> [Exercise details]:
Repeat the material below exactly, line for line.
-- Begin Information shown --
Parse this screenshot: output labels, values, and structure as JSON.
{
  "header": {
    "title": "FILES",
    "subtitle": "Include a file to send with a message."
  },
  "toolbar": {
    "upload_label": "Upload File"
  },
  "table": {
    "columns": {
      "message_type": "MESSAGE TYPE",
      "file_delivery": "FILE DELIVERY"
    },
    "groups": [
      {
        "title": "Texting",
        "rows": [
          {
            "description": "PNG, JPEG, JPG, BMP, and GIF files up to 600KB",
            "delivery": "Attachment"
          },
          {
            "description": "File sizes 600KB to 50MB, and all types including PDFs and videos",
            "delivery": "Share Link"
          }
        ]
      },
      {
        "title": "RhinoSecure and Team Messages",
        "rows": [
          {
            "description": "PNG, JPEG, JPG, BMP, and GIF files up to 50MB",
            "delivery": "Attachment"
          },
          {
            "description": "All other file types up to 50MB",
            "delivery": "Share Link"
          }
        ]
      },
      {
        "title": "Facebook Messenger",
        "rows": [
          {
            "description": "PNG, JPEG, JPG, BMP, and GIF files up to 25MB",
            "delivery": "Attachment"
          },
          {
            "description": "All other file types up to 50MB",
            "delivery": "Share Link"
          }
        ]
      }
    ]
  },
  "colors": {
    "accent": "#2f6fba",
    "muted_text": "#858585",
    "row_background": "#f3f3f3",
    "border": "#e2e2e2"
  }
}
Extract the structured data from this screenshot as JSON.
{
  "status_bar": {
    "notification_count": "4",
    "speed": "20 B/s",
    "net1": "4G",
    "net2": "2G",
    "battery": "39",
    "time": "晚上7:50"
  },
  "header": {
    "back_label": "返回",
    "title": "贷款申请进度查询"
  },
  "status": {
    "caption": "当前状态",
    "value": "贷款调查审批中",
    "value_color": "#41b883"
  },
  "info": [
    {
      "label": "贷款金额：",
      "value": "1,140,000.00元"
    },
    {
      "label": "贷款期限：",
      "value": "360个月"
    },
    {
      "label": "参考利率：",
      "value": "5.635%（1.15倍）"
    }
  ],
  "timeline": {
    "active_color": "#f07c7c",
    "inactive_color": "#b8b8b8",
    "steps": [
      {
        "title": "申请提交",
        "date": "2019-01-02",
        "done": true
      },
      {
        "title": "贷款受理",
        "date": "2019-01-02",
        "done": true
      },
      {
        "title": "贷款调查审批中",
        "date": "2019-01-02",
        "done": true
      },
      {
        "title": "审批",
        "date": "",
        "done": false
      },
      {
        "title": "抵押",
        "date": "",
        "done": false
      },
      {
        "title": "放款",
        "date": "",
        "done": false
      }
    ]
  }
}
-- End Information shown --
> [Answer in full]:
Parse this screenshot: output labels, values, and structure as JSON.
{
  "header": {
    "title": "FILES",
    "subtitle": "Include a file to send with a message."
  },
  "toolbar": {
    "upload_label": "Upload File"
  },
  "table": {
    "columns": {
      "message_type": "MESSAGE TYPE",
      "file_delivery": "FILE DELIVERY"
    },
    "groups": [
      {
        "title": "Texting",
        "rows": [
          {
            "description": "PNG, JPEG, JPG, BMP, and GIF files up to 600KB",
            "delivery": "Attachment"
          },
          {
            "description": "File sizes 600KB to 50MB, and all types including PDFs and videos",
            "delivery": "Share Link"
          }
        ]
      },
      {
        "title": "RhinoSecure and Team Messages",
        "rows": [
          {
            "description": "PNG, JPEG, JPG, BMP, and GIF files up to 50MB",
            "delivery": "Attachment"
          },
          {
            "description": "All other file types up to 50MB",
            "delivery": "Share Link"
          }
        ]
      },
      {
        "title": "Facebook Messenger",
        "rows": [
          {
            "description": "PNG, JPEG, JPG, BMP, and GIF files up to 25MB",
            "delivery": "Attachment"
          },
          {
            "description": "All other file types up to 50MB",
            "delivery": "Share Link"
          }
        ]
      }
    ]
  },
  "colors": {
    "accent": "#2f6fba",
    "muted_text": "#858585",
    "row_background": "#f3f3f3",
    "border": "#e2e2e2"
  }
}
Extract the structured data from this screenshot as JSON.
{
  "status_bar": {
    "notification_count": "4",
    "speed": "20 B/s",
    "net1": "4G",
    "net2": "2G",
    "battery": "39",
    "time": "晚上7:50"
  },
  "header": {
    "back_label": "返回",
    "title": "贷款申请进度查询"
  },
  "status": {
    "caption": "当前状态",
    "value": "贷款调查审批中",
    "value_color": "#41b883"
  },
  "info": [
    {
      "label": "贷款金额：",
      "value": "1,140,000.00元"
    },
    {
      "label": "贷款期限：",
      "value": "360个月"
    },
    {
      "label": "参考利率：",
      "value": "5.635%（1.15倍）"
    }
  ],
  "timeline": {
    "active_color": "#f07c7c",
    "inactive_color": "#b8b8b8",
    "steps": [
      {
        "title": "申请提交",
        "date": "2019-01-02",
        "done": true
      },
      {
        "title": "贷款受理",
        "date": "2019-01-02",
        "done": true
      },
      {
        "title": "贷款调查审批中",
        "date": "2019-01-02",
        "done": true
      },
      {
        "title": "审批",
        "date": "",
        "done": false
      },
      {
        "title": "抵押",
        "date": "",
        "done": false
      },
      {
        "title": "放款",
        "date": "",
        "done": false
      }
    ]
  }
}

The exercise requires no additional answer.